▶ _Data_:
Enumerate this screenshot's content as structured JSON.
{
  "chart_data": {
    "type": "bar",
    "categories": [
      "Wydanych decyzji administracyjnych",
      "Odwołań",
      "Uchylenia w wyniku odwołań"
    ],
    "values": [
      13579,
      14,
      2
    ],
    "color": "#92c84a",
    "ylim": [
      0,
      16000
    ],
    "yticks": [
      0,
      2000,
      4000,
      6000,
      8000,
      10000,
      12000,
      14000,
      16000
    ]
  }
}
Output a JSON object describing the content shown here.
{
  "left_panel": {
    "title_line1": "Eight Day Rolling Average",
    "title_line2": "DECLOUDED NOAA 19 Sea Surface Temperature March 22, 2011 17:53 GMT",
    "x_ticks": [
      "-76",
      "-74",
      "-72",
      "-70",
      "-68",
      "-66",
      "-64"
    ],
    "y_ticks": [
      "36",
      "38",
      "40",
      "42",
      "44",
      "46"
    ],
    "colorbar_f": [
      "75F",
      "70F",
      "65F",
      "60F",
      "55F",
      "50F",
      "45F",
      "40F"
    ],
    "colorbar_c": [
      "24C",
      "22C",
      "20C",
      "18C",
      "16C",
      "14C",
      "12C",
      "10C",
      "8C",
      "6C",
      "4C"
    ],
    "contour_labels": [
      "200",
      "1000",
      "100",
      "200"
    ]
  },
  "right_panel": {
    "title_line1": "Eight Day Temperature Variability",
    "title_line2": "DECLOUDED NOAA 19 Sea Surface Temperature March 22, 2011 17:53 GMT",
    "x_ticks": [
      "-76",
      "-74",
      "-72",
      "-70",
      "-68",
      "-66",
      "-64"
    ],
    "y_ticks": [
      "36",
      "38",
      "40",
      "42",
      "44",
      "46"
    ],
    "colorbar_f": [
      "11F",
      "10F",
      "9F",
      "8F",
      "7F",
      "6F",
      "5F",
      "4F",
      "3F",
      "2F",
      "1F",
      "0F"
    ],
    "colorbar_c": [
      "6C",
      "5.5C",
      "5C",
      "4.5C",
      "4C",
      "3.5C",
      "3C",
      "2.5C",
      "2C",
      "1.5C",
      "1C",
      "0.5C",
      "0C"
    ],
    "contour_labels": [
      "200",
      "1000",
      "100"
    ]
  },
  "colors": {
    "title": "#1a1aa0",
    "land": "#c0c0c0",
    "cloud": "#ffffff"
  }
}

▶ _Exercise_: Find every line in the records that has the string "JSON", then state how many there are and nothing else.

▶ _Result of the exercise_: 2